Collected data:
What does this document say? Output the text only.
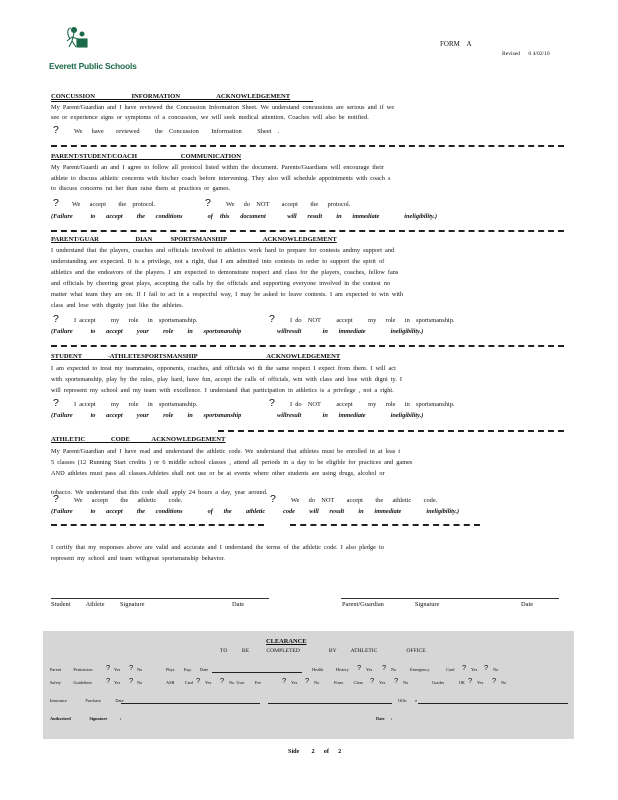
Everett Public Schools
FORM    A
Revised      0 4/02/10
CONCUSSION          INFORMATION          ACKNOWLEDGEMENT
My Parent/Guardian and I have reviewed the Concussion Information Sheet. We understand concussions are serious and if we
see or experience signs or symptoms of a concussion, we will seek medical attention. Coaches will also be notified.
? We   have    reviewed     the  Concussion    Information     Sheet  .
PARENT/STUDENT/COACH            COMMUNICATION
My Parent/Guardi an and I agree to follow all protocol listed within the document. Parents/Guardians will encourage their
athlete to discuss athletic concerns with his/her coach before intervening. They also will schedule appointments with coach s
to discuss concerns rat her than raise them at practices or games.
? We   accept    the  protocol.	? We   do  NOT    accept    the   protocol.
(Failure     to   accept    the   conditions       of  this   document      will   result    in   immediate       ineligibility.)
PARENT/GUAR          DIAN     SPORTSMANSHIP          ACKNOWLEDGEMENT
I understand that the players, coaches and officials involved in athletics work hard to prepare for contests andmy support and
understanding are expected. It is a privilege, not a right, that I am admitted into contests in order to support the spirit of
athletics and the endeavors of the players. I am expected to demonstrate respect and class for the players, coaches, fellow fans
and officials by cheering great plays, accepting the calls by the officials and supporting everyone involved in the contest no
matter what team they are on. If I fail to act in a respectful way, I may be asked to leave contests. I am expected to win with
class and lose with dignity just like the athletes.
? I accept     my   role   in  sportsmanship.	? I do  NOT     accept     my   role   in  sportsmanship.
(Failure     to   accept    your    role    in   sportsmanship          willresult      in   immediate       ineligibility.)
STUDENT       -ATHLETESPORTSMANSHIP                   ACKNOWLEDGEMENT
I am expected to treat my teammates, opponents, coaches, and officials wi th the same respect I expect from them. I will act
with sportsmanship, play by the rules, play hard, have fun, accept the calls of officials, win with class and lose with digni ty. I
will represent my school and my team with excellence. I understand that participation in athletics is a privilege , not a right.
tobacco. We understand that this code shall apply 24 hours a day, year around.
? I accept     my   role   in  sportsmanship.	? I do  NOT     accept     my   role   in  sportsmanship.
(Failure     to   accept    your    role    in   sportsmanship          willresult      in   immediate       ineligibility.)
ATHLETIC       CODE      ACKNOWLEDGEMENT
My Parent/Guardian and I have read and understand the athletic code. We understand that athletes must be enrolled in at leas t
5 classes (12 Running Start credits ) or 6 middle school classes , attend all periods in a day to be eligible for practices and games
AND athletes must pass all classes.Athletes shall not use or be at events where other students are using drugs, alcohol or
? We   accept    the   athletic    code.	? We   do  NOT    accept    the   athletic    code.
(Failure     to   accept    the   conditions       of   the    athletic     code    will   result    in   immediate       ineligibility.)
I certify that my responses above are valid and accurate and I understand the terms of the athletic code. I also pledge to
represent my school and team withgreat sportsmanship behavior.
Student     Athlete     Signature	Date	Parent/Guardian          Signature	Date
CLEARANCE
TO     BE      COMPLETED          BY     ATHLETIC          OFFICE
Parent      Permission ? Yes ? No	Phys.    Exp.    Date	Health      History ? Yes ? No	Emergency        Card ? Yes ? No
Safety      Guidelines ? Yes ? No	ASB     Card ? Yes ? No User     Fee	? Yes ? No	Fines     Clear ? Yes ? No	Grades       OK ? Yes ? No
Insurance         Purchase       Date	Offic    e
Authorized         Signature      :	Date   :
Side    2   of   2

TASK STATEMENT:
Write out the entries above verbatim; the pictures do not belong in your copy.

TASK SOLUTION:
What does this document say? Output the text only.
Everett Public Schools
FORM    A
Revised      0 4/02/10
CONCUSSION          INFORMATION          ACKNOWLEDGEMENT
My Parent/Guardian and I have reviewed the Concussion Information Sheet. We understand concussions are serious and if we
see or experience signs or symptoms of a concussion, we will seek medical attention. Coaches will also be notified.
? We   have    reviewed     the  Concussion    Information     Sheet  .
PARENT/STUDENT/COACH            COMMUNICATION
My Parent/Guardi an and I agree to follow all protocol listed within the document. Parents/Guardians will encourage their
athlete to discuss athletic concerns with his/her coach before intervening. They also will schedule appointments with coach s
to discuss concerns rat her than raise them at practices or games.
? We   accept    the  protocol.	? We   do  NOT    accept    the   protocol.
(Failure     to   accept    the   conditions       of  this   document      will   result    in   immediate       ineligibility.)
PARENT/GUAR          DIAN     SPORTSMANSHIP          ACKNOWLEDGEMENT
I understand that the players, coaches and officials involved in athletics work hard to prepare for contests andmy support and
understanding are expected. It is a privilege, not a right, that I am admitted into contests in order to support the spirit of
athletics and the endeavors of the players. I am expected to demonstrate respect and class for the players, coaches, fellow fans
and officials by cheering great plays, accepting the calls by the officials and supporting everyone involved in the contest no
matter what team they are on. If I fail to act in a respectful way, I may be asked to leave contests. I am expected to win with
class and lose with dignity just like the athletes.
? I accept     my   role   in  sportsmanship.	? I do  NOT     accept     my   role   in  sportsmanship.
(Failure     to   accept    your    role    in   sportsmanship          willresult      in   immediate       ineligibility.)
STUDENT       -ATHLETESPORTSMANSHIP                   ACKNOWLEDGEMENT
I am expected to treat my teammates, opponents, coaches, and officials wi th the same respect I expect from them. I will act
with sportsmanship, play by the rules, play hard, have fun, accept the calls of officials, win with class and lose with digni ty. I
will represent my school and my team with excellence. I understand that participation in athletics is a privilege , not a right.
tobacco. We understand that this code shall apply 24 hours a day, year around.
? I accept     my   role   in  sportsmanship.	? I do  NOT     accept     my   role   in  sportsmanship.
(Failure     to   accept    your    role    in   sportsmanship          willresult      in   immediate       ineligibility.)
ATHLETIC       CODE      ACKNOWLEDGEMENT
My Parent/Guardian and I have read and understand the athletic code. We understand that athletes must be enrolled in at leas t
5 classes (12 Running Start credits ) or 6 middle school classes , attend all periods in a day to be eligible for practices and games
AND athletes must pass all classes.Athletes shall not use or be at events where other students are using drugs, alcohol or
? We   accept    the   athletic    code.	? We   do  NOT    accept    the   athletic    code.
(Failure     to   accept    the   conditions       of   the    athletic     code    will   result    in   immediate       ineligibility.)
I certify that my responses above are valid and accurate and I understand the terms of the athletic code. I also pledge to
represent my school and team withgreat sportsmanship behavior.
Student     Athlete     Signature	Date	Parent/Guardian          Signature	Date
CLEARANCE
TO     BE      COMPLETED          BY     ATHLETIC          OFFICE
Parent      Permission ? Yes ? No	Phys.    Exp.    Date	Health      History ? Yes ? No	Emergency        Card ? Yes ? No
Safety      Guidelines ? Yes ? No	ASB     Card ? Yes ? No User     Fee	? Yes ? No	Fines     Clear ? Yes ? No	Grades       OK ? Yes ? No
Insurance         Purchase       Date	Offic    e
Authorized         Signature      :	Date   :
Side    2   of   2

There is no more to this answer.